§ **WHAT YOU SHOULD DO**
Images are not part of the copy; transcribe all the data exactly.

## START RECORDS FOR THE TASK

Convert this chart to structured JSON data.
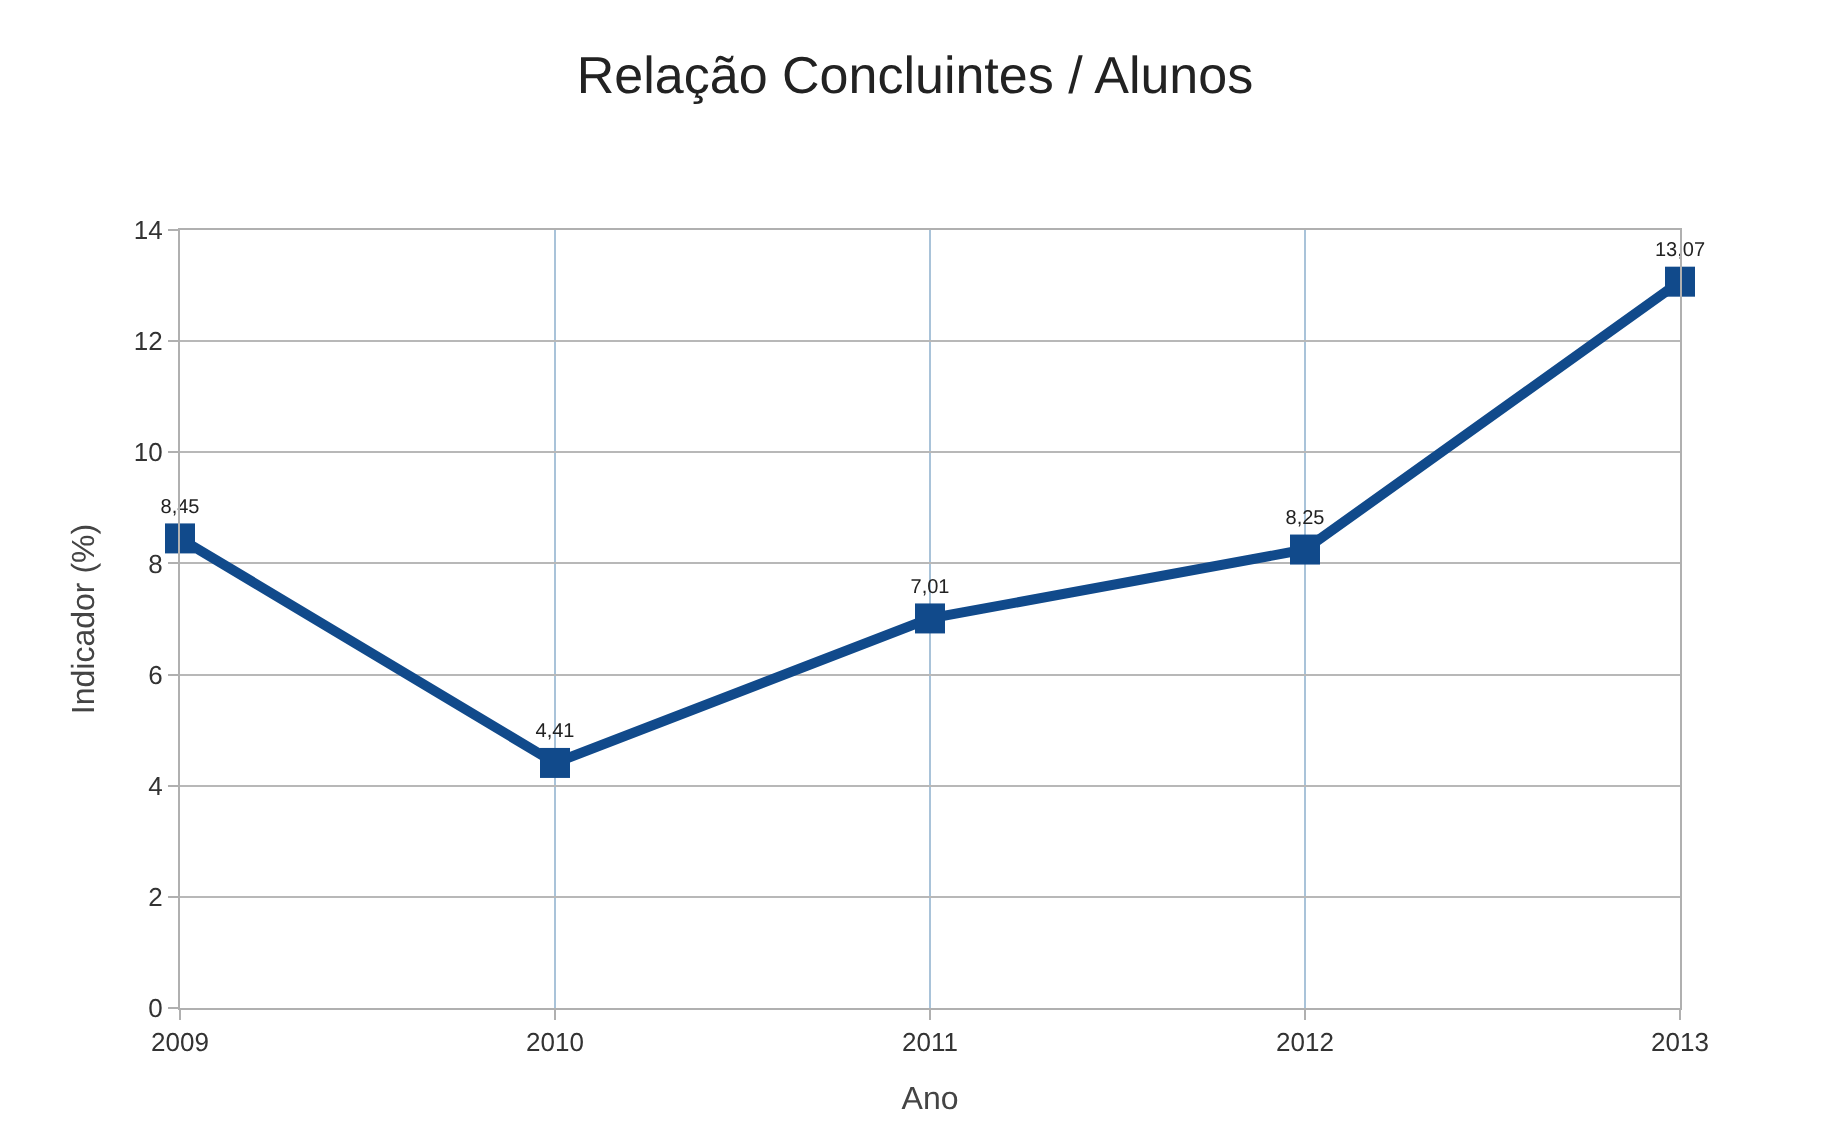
{
  "chart_data": {
    "type": "line",
    "title": "Relação Concluintes / Alunos",
    "xlabel": "Ano",
    "ylabel": "Indicador (%)",
    "x": [
      2009,
      2010,
      2011,
      2012,
      2013
    ],
    "series": [
      {
        "color": "#114a8b",
        "values": [
          8.45,
          4.41,
          7.01,
          8.25,
          13.07
        ],
        "value_labels": [
          "8,45",
          "4,41",
          "7,01",
          "8,25",
          "13,07"
        ]
      }
    ],
    "xlim": [
      2009,
      2013
    ],
    "xticks": [
      2009,
      2010,
      2011,
      2012,
      2013
    ],
    "ylim": [
      0,
      14
    ],
    "yticks": [
      0,
      2,
      4,
      6,
      8,
      10,
      12,
      14
    ],
    "grid": true,
    "marker": "square",
    "line_style": "solid"
  }
}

## END RECORDS FOR THE TASK

§ **RESULT OF THIS TASK**
Convert this chart to structured JSON data.
{
  "chart_data": {
    "type": "line",
    "title": "Relação Concluintes / Alunos",
    "xlabel": "Ano",
    "ylabel": "Indicador (%)",
    "x": [
      2009,
      2010,
      2011,
      2012,
      2013
    ],
    "series": [
      {
        "color": "#114a8b",
        "values": [
          8.45,
          4.41,
          7.01,
          8.25,
          13.07
        ],
        "value_labels": [
          "8,45",
          "4,41",
          "7,01",
          "8,25",
          "13,07"
        ]
      }
    ],
    "xlim": [
      2009,
      2013
    ],
    "xticks": [
      2009,
      2010,
      2011,
      2012,
      2013
    ],
    "ylim": [
      0,
      14
    ],
    "yticks": [
      0,
      2,
      4,
      6,
      8,
      10,
      12,
      14
    ],
    "grid": true,
    "marker": "square",
    "line_style": "solid"
  }
}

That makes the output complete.